Goal: Pick out the lines in the listing below that contain the word "ylabel" and copy them.

Figure record extracts

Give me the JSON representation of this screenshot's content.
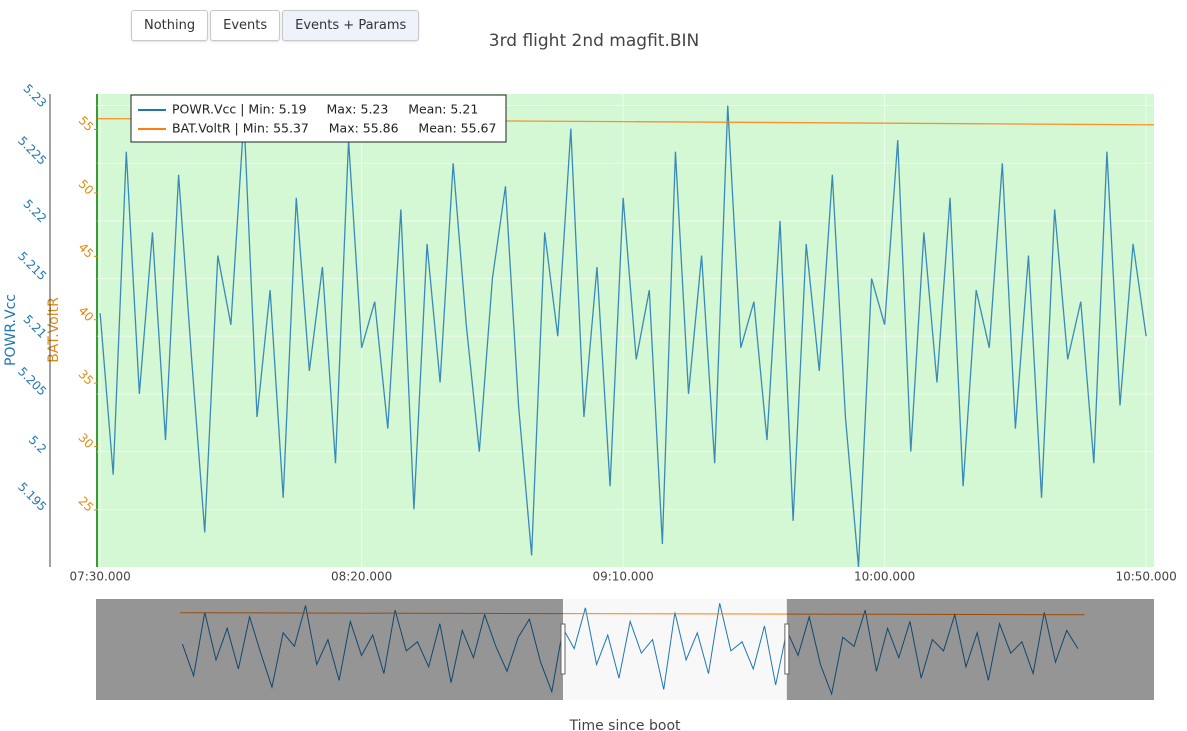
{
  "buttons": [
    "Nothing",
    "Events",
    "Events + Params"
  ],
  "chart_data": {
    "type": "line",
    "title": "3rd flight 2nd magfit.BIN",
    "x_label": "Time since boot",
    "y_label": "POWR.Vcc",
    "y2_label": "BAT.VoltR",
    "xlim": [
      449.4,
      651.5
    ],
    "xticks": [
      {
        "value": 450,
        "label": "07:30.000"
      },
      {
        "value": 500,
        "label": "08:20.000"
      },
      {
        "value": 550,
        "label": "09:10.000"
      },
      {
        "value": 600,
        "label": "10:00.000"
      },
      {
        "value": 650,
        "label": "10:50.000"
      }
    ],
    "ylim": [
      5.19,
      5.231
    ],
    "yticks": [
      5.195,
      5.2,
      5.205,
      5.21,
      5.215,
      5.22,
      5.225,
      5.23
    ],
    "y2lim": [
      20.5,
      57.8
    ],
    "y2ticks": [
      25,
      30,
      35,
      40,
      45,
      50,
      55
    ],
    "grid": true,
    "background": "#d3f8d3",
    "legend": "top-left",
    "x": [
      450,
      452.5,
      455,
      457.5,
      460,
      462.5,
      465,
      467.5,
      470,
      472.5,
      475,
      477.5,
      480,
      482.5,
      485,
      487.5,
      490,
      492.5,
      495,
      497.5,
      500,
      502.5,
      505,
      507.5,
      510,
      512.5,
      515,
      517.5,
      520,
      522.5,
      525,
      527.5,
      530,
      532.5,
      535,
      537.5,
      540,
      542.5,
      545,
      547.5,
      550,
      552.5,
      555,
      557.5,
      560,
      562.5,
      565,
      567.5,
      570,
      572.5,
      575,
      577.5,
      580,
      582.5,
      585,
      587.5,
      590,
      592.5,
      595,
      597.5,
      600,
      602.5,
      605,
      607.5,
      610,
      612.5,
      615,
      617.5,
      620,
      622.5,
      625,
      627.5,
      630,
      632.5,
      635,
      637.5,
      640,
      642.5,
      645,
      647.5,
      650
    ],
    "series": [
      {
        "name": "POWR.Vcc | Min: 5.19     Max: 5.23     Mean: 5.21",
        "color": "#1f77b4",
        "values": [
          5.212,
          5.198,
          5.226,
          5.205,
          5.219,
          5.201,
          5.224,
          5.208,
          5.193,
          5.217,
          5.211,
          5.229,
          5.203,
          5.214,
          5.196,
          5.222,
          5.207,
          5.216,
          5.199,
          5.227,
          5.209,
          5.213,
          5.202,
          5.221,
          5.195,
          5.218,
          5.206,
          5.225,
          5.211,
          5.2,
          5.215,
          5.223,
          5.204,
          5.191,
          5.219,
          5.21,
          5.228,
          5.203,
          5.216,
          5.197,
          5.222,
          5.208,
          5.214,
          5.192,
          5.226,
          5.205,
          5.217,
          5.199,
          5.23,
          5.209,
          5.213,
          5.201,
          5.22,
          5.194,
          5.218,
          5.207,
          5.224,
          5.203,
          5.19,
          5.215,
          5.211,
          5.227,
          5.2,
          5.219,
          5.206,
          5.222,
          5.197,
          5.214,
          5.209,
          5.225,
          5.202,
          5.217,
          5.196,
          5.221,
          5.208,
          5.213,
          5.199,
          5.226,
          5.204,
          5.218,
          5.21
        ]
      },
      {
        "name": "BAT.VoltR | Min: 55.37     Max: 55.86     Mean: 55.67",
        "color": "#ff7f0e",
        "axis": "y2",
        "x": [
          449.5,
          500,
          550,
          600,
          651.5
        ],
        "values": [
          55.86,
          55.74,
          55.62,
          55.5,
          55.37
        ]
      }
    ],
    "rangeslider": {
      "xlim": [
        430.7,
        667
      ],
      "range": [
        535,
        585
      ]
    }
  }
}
==
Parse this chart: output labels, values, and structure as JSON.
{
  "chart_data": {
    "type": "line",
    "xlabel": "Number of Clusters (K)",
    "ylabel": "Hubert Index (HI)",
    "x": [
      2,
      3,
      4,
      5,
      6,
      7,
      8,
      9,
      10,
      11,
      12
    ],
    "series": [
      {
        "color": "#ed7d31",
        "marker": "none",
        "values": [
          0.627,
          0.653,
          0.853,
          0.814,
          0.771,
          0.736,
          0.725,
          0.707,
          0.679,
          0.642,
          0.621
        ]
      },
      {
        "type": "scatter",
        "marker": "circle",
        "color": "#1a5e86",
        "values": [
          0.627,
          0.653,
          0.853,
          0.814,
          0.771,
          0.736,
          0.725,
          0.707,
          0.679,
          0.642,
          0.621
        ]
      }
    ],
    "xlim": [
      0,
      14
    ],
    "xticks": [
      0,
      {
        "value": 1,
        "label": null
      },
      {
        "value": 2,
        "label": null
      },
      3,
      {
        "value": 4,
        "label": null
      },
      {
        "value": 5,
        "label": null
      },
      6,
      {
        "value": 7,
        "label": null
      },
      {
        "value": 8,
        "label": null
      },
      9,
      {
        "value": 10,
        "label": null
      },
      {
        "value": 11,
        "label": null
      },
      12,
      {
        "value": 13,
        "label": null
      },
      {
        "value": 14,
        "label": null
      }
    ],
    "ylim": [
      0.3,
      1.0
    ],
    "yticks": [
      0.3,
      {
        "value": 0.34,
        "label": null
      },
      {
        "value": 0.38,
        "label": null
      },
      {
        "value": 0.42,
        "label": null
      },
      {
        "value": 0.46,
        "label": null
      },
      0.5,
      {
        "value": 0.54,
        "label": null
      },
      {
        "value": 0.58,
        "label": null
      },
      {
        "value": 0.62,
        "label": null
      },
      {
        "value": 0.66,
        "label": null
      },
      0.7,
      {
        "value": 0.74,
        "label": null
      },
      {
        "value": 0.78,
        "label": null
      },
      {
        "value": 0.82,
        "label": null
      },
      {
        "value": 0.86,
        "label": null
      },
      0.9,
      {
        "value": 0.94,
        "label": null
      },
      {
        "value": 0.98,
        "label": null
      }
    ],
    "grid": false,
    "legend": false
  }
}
--
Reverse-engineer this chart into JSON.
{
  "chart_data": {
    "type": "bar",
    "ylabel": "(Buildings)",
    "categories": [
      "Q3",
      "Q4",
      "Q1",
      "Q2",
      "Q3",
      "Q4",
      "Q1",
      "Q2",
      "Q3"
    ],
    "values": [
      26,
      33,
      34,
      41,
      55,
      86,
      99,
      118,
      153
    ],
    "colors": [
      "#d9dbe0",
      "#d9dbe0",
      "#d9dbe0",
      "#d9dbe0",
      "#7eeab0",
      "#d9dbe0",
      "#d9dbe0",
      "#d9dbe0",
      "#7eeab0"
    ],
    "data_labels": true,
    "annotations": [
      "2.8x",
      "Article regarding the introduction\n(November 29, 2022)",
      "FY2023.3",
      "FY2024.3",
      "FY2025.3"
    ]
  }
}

Exercise output:
    "ylabel": "Hubert Index (HI)",
    "ylabel": "(Buildings)",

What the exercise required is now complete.